── EXTRACTED DATA

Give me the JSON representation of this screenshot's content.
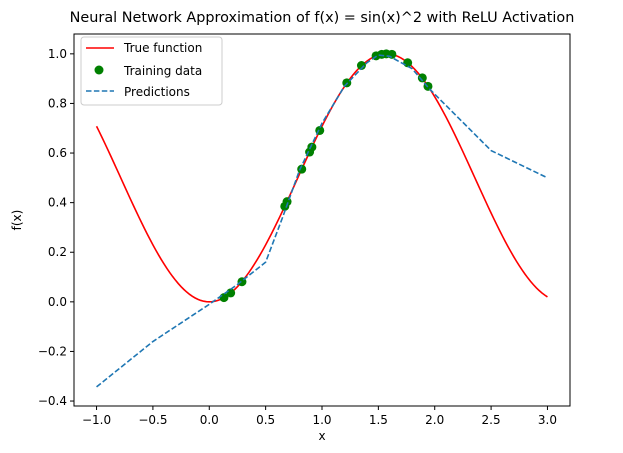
{
  "chart_data": {
    "type": "line",
    "title": "Neural Network Approximation of f(x) = sin(x)^2 with ReLU Activation",
    "xlabel": "x",
    "ylabel": "f(x)",
    "xlim": [
      -1.2,
      3.2
    ],
    "ylim": [
      -0.42,
      1.08
    ],
    "grid": false,
    "legend_position": "upper-left",
    "x_ticks": [
      -1.0,
      -0.5,
      0.0,
      0.5,
      1.0,
      1.5,
      2.0,
      2.5,
      3.0
    ],
    "x_tick_labels": [
      "−1.0",
      "−0.5",
      "0.0",
      "0.5",
      "1.0",
      "1.5",
      "2.0",
      "2.5",
      "3.0"
    ],
    "y_ticks": [
      -0.4,
      -0.2,
      0.0,
      0.2,
      0.4,
      0.6,
      0.8,
      1.0
    ],
    "y_tick_labels": [
      "−0.4",
      "−0.2",
      "0.0",
      "0.2",
      "0.4",
      "0.6",
      "0.8",
      "1.0"
    ],
    "series": [
      {
        "name": "True function",
        "kind": "line",
        "color": "#ff0000",
        "dash": "solid",
        "function": "sin(x)^2",
        "x_range": [
          -1.0,
          3.0
        ],
        "samples": 161
      },
      {
        "name": "Training data",
        "kind": "scatter",
        "color": "#008000",
        "x": [
          0.13,
          0.19,
          0.29,
          0.67,
          0.69,
          0.82,
          0.89,
          0.91,
          0.98,
          1.22,
          1.35,
          1.48,
          1.53,
          1.57,
          1.62,
          1.76,
          1.89,
          1.94
        ],
        "y": [
          0.017,
          0.036,
          0.081,
          0.385,
          0.404,
          0.535,
          0.604,
          0.624,
          0.691,
          0.883,
          0.953,
          0.992,
          0.998,
          1.0,
          0.998,
          0.964,
          0.903,
          0.869
        ]
      },
      {
        "name": "Predictions",
        "kind": "line",
        "color": "#1f77b4",
        "dash": "dashed",
        "x": [
          -1.0,
          -0.5,
          0.0,
          0.25,
          0.5,
          0.65,
          0.8,
          1.0,
          1.2,
          1.4,
          1.5,
          1.6,
          1.8,
          1.95,
          2.5,
          3.0
        ],
        "y": [
          -0.343,
          -0.16,
          -0.01,
          0.07,
          0.16,
          0.34,
          0.53,
          0.72,
          0.87,
          0.965,
          0.995,
          0.99,
          0.94,
          0.86,
          0.61,
          0.5
        ]
      }
    ]
  }
}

────

■ PROBLEM REQUIREMENTS ■
Write every record out again exactly; no pictures belong in the copy.

■ SOLVED PROBLEM ■
Give me the JSON representation of this screenshot's content.
{
  "chart_data": {
    "type": "line",
    "title": "Neural Network Approximation of f(x) = sin(x)^2 with ReLU Activation",
    "xlabel": "x",
    "ylabel": "f(x)",
    "xlim": [
      -1.2,
      3.2
    ],
    "ylim": [
      -0.42,
      1.08
    ],
    "grid": false,
    "legend_position": "upper-left",
    "x_ticks": [
      -1.0,
      -0.5,
      0.0,
      0.5,
      1.0,
      1.5,
      2.0,
      2.5,
      3.0
    ],
    "x_tick_labels": [
      "−1.0",
      "−0.5",
      "0.0",
      "0.5",
      "1.0",
      "1.5",
      "2.0",
      "2.5",
      "3.0"
    ],
    "y_ticks": [
      -0.4,
      -0.2,
      0.0,
      0.2,
      0.4,
      0.6,
      0.8,
      1.0
    ],
    "y_tick_labels": [
      "−0.4",
      "−0.2",
      "0.0",
      "0.2",
      "0.4",
      "0.6",
      "0.8",
      "1.0"
    ],
    "series": [
      {
        "name": "True function",
        "kind": "line",
        "color": "#ff0000",
        "dash": "solid",
        "function": "sin(x)^2",
        "x_range": [
          -1.0,
          3.0
        ],
        "samples": 161
      },
      {
        "name": "Training data",
        "kind": "scatter",
        "color": "#008000",
        "x": [
          0.13,
          0.19,
          0.29,
          0.67,
          0.69,
          0.82,
          0.89,
          0.91,
          0.98,
          1.22,
          1.35,
          1.48,
          1.53,
          1.57,
          1.62,
          1.76,
          1.89,
          1.94
        ],
        "y": [
          0.017,
          0.036,
          0.081,
          0.385,
          0.404,
          0.535,
          0.604,
          0.624,
          0.691,
          0.883,
          0.953,
          0.992,
          0.998,
          1.0,
          0.998,
          0.964,
          0.903,
          0.869
        ]
      },
      {
        "name": "Predictions",
        "kind": "line",
        "color": "#1f77b4",
        "dash": "dashed",
        "x": [
          -1.0,
          -0.5,
          0.0,
          0.25,
          0.5,
          0.65,
          0.8,
          1.0,
          1.2,
          1.4,
          1.5,
          1.6,
          1.8,
          1.95,
          2.5,
          3.0
        ],
        "y": [
          -0.343,
          -0.16,
          -0.01,
          0.07,
          0.16,
          0.34,
          0.53,
          0.72,
          0.87,
          0.965,
          0.995,
          0.99,
          0.94,
          0.86,
          0.61,
          0.5
        ]
      }
    ]
  }
}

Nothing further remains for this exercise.